Con la frialdad del cirujano y la paciencia del monje, el periodista Miguel González, persona non grata para Vox, disecciona las entrañas de este fenómeno que parece haber surgido de la nada para convertirse en la llave que puede abrir la puerta de La Moncloa tras las próximas elecciones. ¿Quién está detrás de Vox? ¿Cuál es su ideología? ¿Qué estrategia utiliza para penetrar los poderes del Estado? ¿Cómo ha conseguido el apoyo de más de tres millones y medio de españoles? ¿Es una versión asilvestrada del PP o algo cualitativamente diferente? ¿Ha tocado techo?
Zenda adelanta la introducción de Vox S.A., editado por Península.
***
Introducción
El nombre de la cosa
3 de diciembre de 2018. Aunque es noche cerrada, no hace el frío habitual de esta época del año. Cientos de jóvenes sentados en el suelo participan en una interminable asamblea en la plaza del Carmen, a las puertas del Ayuntamiento de Granada. Como en las movilizaciones del Movimiento 15-M, siete años atrás, agitan las manos en el aire a modo de aplauso silencioso después de cada intervención. Otra vez están indignados. Pero ahora su rabia no se dirige contra la casta política o la oligarquía económica, sino contra sus propios conciudadanos, que con su voto han resucitado el espectro de su peor pesadilla. En un cartel puede leerse «García Lorca se revuelve en su tumba» (aunque su paradero siga siendo una incógnita).
La noche anterior, tras conocerse el resultado de las elecciones andaluzas, el líder de Podemos, Pablo Iglesias, comparece en Madrid con semblante grave y, en vez de tratar de explicar por qué la fuerza política que surgió de la efervescencia del 15-M ha sufrido su primer batacazo electoral —tres diputados y casi 300.000 votos menos de los que obtuvo en 2015, Izquierda Unida incluida—, lanza una «alerta antifascista». Una llamada «al movimiento feminista, a las organizaciones de trabajadores, a las plataformas de afectados por la hipoteca, a los estudiantes, a los colectivos LGTBI» para que se movilicen «en defensa de las libertades y de la democracia».
Sin embargo, las movilizaciones de esas jornadas, que acaban con varios contenedores quemados y dos detenidos en Cádiz, no podrán impedir que Vox tome posesión de sus 12 escaños en el Parlamento andaluz y, un año después, de 52 en el Congreso de los Diputados.
La naturaleza del fascismo
En 1944, George Orwell, autor de una de las grandes distopías del siglo XX, se preguntaba aún en plena Segunda Guerra Mundial qué era el fascismo. Tras enumerar las muy variadas respuestas que dieron los encuestados por un instituto de estudios sociales en Estados Unidos y los grupos políticos a los que se ha aplicado el epíteto de fascistas, Orwell admitía la dificultad de encontrar una definición satisfactoria: «Se suele suponer que el fascismo prospera en un ambiente de histeria bélica y solo soluciona sus problemas económicos preparando la guerra o conquistas exteriores pero eso no es verdad, por ejemplo, en el caso de Portugal o de varias dictaduras latinoamericanas. Del mismo modo, se supone que el antisemitismo es una de las marcas distintivas del fascismo, pero algunos movimientos fascistas no son antisemitas». El escritor británico concluía su reflexión recomendando «usar la palabra con circunspección y no, como se hace usualmente, degradarla al nivel de insulto».
□ □ □ □
**Consigna:**
Escribe cómo sigue el texto sobre Vox, empezando justo después de su última frase.

Registros de anotación de maquetación
□ □ □ □
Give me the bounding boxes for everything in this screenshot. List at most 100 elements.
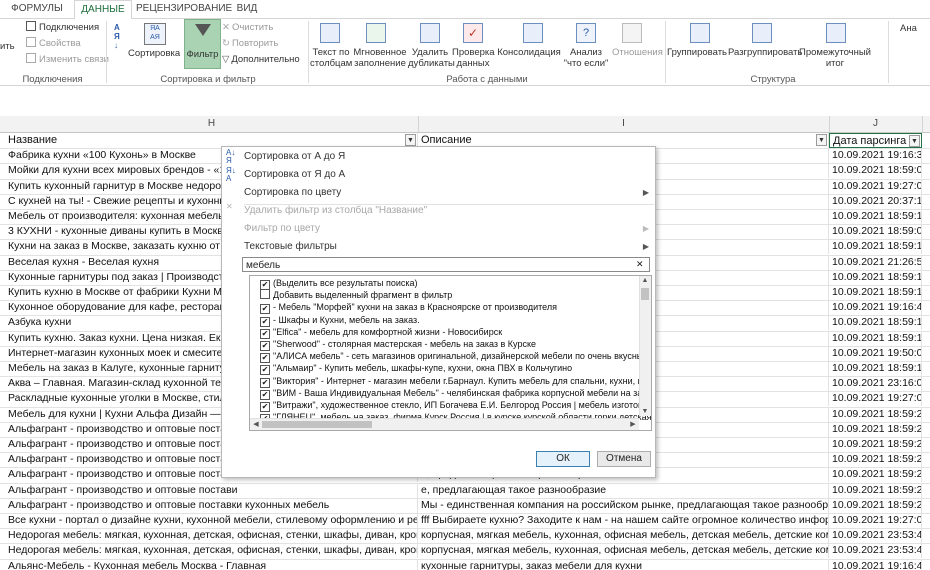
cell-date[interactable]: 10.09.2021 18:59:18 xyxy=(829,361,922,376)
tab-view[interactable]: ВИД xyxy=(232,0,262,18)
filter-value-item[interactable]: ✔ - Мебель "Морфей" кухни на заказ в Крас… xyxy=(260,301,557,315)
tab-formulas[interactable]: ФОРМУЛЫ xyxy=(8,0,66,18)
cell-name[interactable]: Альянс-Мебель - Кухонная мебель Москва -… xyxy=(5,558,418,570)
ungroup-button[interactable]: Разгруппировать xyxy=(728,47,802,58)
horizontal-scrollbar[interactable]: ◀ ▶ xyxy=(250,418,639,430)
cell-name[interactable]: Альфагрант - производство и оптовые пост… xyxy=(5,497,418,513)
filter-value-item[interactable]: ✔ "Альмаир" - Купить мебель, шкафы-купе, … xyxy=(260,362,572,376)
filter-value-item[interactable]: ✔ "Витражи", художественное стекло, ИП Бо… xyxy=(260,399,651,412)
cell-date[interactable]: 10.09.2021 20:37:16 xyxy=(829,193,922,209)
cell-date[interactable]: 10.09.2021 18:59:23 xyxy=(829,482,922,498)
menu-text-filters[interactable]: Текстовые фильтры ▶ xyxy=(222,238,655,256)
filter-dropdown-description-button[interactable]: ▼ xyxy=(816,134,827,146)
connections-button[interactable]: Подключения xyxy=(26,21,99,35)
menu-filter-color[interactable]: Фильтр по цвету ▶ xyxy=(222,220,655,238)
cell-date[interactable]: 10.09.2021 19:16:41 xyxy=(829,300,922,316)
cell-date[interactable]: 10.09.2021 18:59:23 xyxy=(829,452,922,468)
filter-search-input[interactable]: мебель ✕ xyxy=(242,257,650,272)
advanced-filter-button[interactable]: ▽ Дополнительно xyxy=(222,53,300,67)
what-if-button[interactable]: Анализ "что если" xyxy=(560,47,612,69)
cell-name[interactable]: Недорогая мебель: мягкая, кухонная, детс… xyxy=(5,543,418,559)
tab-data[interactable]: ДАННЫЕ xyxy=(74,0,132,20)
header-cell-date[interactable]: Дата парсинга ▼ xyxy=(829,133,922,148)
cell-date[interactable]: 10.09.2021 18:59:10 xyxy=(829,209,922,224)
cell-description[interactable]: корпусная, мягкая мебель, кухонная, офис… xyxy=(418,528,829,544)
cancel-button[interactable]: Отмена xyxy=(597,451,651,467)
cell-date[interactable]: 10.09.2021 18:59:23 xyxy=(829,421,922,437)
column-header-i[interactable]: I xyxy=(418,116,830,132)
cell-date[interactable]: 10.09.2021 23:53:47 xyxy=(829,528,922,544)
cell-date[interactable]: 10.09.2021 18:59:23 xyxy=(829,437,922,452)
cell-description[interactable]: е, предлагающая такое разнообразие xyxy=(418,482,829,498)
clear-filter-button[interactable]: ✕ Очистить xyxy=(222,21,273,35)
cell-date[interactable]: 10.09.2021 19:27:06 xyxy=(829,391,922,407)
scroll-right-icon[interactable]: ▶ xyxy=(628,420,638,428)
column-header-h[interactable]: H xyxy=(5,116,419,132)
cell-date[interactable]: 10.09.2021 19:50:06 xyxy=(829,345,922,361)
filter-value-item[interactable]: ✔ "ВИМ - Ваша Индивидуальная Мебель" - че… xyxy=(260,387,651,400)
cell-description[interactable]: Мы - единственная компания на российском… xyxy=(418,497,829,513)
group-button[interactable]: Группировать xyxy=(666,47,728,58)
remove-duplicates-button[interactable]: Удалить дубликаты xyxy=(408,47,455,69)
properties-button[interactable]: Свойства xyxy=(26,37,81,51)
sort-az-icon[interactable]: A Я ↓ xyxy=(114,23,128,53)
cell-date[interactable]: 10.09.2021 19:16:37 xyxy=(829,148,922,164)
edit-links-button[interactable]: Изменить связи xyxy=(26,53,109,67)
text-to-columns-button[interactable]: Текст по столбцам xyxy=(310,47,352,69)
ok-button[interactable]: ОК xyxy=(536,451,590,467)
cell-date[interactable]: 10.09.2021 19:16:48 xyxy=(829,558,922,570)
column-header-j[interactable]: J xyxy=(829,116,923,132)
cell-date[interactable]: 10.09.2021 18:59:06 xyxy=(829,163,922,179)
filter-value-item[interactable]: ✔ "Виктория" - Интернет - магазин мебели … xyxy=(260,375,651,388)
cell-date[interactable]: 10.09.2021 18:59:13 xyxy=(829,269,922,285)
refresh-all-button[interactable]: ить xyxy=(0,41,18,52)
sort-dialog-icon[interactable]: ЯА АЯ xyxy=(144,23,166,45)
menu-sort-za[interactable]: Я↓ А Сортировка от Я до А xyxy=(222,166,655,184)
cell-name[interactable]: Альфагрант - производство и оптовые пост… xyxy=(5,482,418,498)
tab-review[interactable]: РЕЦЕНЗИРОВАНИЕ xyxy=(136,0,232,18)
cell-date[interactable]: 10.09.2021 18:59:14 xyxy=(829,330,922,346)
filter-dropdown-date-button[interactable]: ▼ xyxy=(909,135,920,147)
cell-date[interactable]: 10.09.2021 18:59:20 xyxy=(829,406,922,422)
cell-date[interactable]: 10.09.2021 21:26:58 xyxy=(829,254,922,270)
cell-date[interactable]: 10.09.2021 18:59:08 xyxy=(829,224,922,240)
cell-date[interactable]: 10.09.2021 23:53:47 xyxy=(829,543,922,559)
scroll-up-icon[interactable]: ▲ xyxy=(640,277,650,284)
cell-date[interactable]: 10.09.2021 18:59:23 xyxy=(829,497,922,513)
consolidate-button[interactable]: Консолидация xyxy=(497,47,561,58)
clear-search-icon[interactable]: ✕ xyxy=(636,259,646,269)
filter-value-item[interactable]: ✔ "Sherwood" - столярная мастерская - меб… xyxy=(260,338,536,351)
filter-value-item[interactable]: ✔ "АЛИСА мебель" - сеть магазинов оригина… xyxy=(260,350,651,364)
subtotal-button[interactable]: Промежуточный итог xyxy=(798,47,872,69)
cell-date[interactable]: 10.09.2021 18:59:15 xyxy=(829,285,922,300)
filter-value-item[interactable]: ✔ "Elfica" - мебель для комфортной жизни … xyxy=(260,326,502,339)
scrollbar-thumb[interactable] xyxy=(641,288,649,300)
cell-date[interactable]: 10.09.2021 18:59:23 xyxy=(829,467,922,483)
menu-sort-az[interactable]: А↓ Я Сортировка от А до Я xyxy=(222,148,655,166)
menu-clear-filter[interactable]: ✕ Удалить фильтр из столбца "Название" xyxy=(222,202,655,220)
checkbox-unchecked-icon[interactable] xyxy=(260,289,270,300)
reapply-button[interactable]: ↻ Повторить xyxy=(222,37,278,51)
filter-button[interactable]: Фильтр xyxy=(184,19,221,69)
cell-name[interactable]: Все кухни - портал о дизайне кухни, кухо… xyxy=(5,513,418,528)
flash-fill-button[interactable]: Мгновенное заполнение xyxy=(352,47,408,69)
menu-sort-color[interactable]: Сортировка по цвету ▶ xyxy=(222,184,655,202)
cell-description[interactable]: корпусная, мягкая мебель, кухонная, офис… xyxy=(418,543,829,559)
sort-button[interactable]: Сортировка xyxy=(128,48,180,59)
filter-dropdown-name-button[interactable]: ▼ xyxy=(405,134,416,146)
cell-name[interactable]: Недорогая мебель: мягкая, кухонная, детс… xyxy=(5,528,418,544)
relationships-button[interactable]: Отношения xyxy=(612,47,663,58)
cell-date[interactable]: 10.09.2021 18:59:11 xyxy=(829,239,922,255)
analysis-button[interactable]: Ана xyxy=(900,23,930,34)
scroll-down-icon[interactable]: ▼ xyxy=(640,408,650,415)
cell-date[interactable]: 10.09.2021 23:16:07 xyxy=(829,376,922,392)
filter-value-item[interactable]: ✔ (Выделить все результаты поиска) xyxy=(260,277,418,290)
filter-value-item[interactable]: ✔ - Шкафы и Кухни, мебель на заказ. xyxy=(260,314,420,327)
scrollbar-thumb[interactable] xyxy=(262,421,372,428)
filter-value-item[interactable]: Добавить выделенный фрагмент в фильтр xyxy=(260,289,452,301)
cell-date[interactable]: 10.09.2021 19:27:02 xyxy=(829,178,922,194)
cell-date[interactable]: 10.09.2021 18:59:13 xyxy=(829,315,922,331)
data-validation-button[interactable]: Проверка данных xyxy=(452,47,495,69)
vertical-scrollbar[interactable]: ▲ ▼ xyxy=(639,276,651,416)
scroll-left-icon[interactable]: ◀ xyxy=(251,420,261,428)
□ □ □ □
**Respuesta:**
«Es probable que el término fascismo sea el más vago de los términos políticos contemporáneos», reconoce el hispanista estadounidense Stanley G. Payne. «El problema se complica —añade— por el hecho de que mientras la mayor parte de los regímenes y partidos comunistas prefieren llamarse así, la mayoría de los movimientos a los que se suele calificar de fascistas no utilizaban ese término para referirse a sí mismos» […].
El panorama actual
Del debate histórico y académico se pasa al político cuando se produce lo que el holandés Cas Mudde, uno de los mayores estudiosos del populismo, denomina «la cuarta ola» de la ultraderecha en Europa. El estallido de la crisis financiera de 2008, con la gran depresión económica que la sigue, y la llegada masiva de refugiados de la guerra de Siria en 2015 se sitúan como desencadenantes de la eclosión del llamado «nacionalpopulismo». Partidos ultraderechistas de larga trayectoria, como el Frente Nacional francés (FN) o el Movimiento Social Italiano (MSI), mudan de piel para hacerse más respetables y romper su techo electoral, dando origen a la Agrupación Nacional (RN, por sus siglas en francés, Reassemblement National) o a la Alianza Nacional (AN), mientras que formaciones conservadoras, como la polaca Ley y Justicia o la húngara Fidesz —Unión Cívica Húngara—, se deslizan desde el poder hacia posiciones de extrema derecha.
Otros factores abonan el terreno para el florecimiento de esta corriente política: la nueva revolución tecnológica —que deja obsoletas formas tradicionales de trabajo y obliga a adaptarse al nuevo entorno digital a un ritmo que no todo el mundo es capaz de seguir—, o el envejecimiento de la población, cuya media de edad, según las proyecciones de Eurostat, aumentará en Europa en 4,5 años entre 2019 y 2050, hasta alcanzar los 48,2 años.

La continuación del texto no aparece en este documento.